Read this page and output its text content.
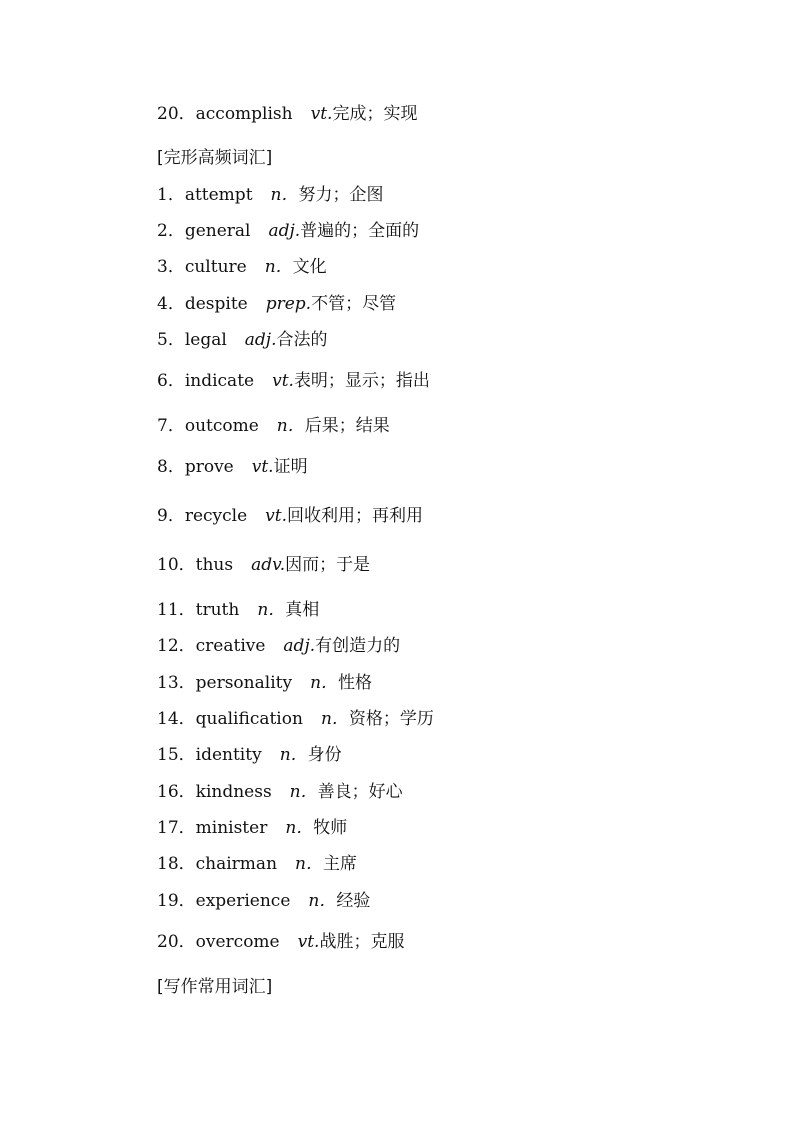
20．accomplish vt.完成；实现
[完形高频词汇]
1．attempt n．努力；企图
2．general adj.普遍的；全面的
3．culture n．文化
4．despite prep.不管；尽管
5．legal adj.合法的
6．indicate vt.表明；显示；指出
7．outcome n．后果；结果
8．prove vt.证明
9．recycle vt.回收利用；再利用
10．thus adv.因而；于是
11．truth n．真相
12．creative adj.有创造力的
13．personality n．性格
14．qualification n．资格；学历
15．identity n．身份
16．kindness n．善良；好心
17．minister n．牧师
18．chairman n．主席
19．experience n．经验
20．overcome vt.战胜；克服
[写作常用词汇]
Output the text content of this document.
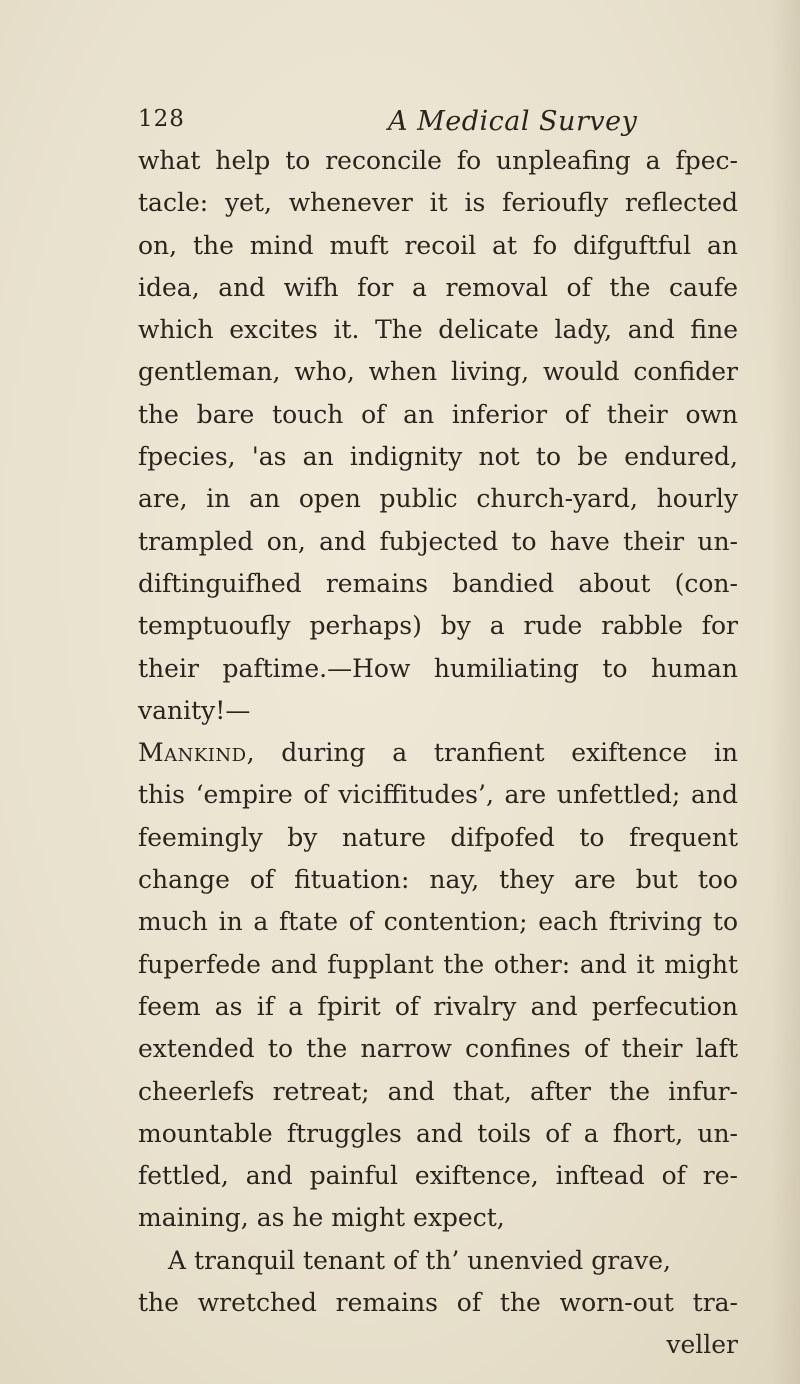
128	A Medical Survey
what help to reconcile fo unpleafing a fpec-
tacle: yet, whenever it is ferioufly reflected
on, the mind muft recoil at fo difguftful an
idea, and wifh for a removal of the caufe
which excites it. The delicate lady, and fine
gentleman, who, when living, would confider
the bare touch of an inferior of their own
fpecies, 'as an indignity not to be endured,
are, in an open public church-yard, hourly
trampled on, and fubjected to have their un-
diftinguifhed remains bandied about (con-
temptuoufly perhaps) by a rude rabble for
their paftime.—How humiliating to human
vanity!—
Mankind, during a tranfient exiftence in
this ‘empire of viciffitudes’, are unfettled; and
feemingly by nature difpofed to frequent
change of fituation: nay, they are but too
much in a ftate of contention; each ftriving to
fuperfede and fupplant the other: and it might
feem as if a fpirit of rivalry and perfecution
extended to the narrow confines of their laft
cheerlefs retreat; and that, after the infur-
mountable ftruggles and toils of a fhort, un-
fettled, and painful exiftence, inftead of re-
maining, as he might expect,
A tranquil tenant of th’ unenvied grave,
the wretched remains of the worn-out tra-
veller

## [Aim]
Without the pictures, write out the whole listing above exactly as it appears.

## [Worked solution]
Read this page and output its text content.
20．accomplish vt.完成；实现
[完形高频词汇]
1．attempt n．努力；企图
2．general adj.普遍的；全面的
3．culture n．文化
4．despite prep.不管；尽管
5．legal adj.合法的
6．indicate vt.表明；显示；指出
7．outcome n．后果；结果
8．prove vt.证明
9．recycle vt.回收利用；再利用
10．thus adv.因而；于是
11．truth n．真相
12．creative adj.有创造力的
13．personality n．性格
14．qualification n．资格；学历
15．identity n．身份
16．kindness n．善良；好心
17．minister n．牧师
18．chairman n．主席
19．experience n．经验
20．overcome vt.战胜；克服
[写作常用词汇]
Output the text content of this document.
128	A Medical Survey
what help to reconcile fo unpleafing a fpec-
tacle: yet, whenever it is ferioufly reflected
on, the mind muft recoil at fo difguftful an
idea, and wifh for a removal of the caufe
which excites it. The delicate lady, and fine
gentleman, who, when living, would confider
the bare touch of an inferior of their own
fpecies, 'as an indignity not to be endured,
are, in an open public church-yard, hourly
trampled on, and fubjected to have their un-
diftinguifhed remains bandied about (con-
temptuoufly perhaps) by a rude rabble for
their paftime.—How humiliating to human
vanity!—
Mankind, during a tranfient exiftence in
this ‘empire of viciffitudes’, are unfettled; and
feemingly by nature difpofed to frequent
change of fituation: nay, they are but too
much in a ftate of contention; each ftriving to
fuperfede and fupplant the other: and it might
feem as if a fpirit of rivalry and perfecution
extended to the narrow confines of their laft
cheerlefs retreat; and that, after the infur-
mountable ftruggles and toils of a fhort, un-
fettled, and painful exiftence, inftead of re-
maining, as he might expect,
A tranquil tenant of th’ unenvied grave,
the wretched remains of the worn-out tra-
veller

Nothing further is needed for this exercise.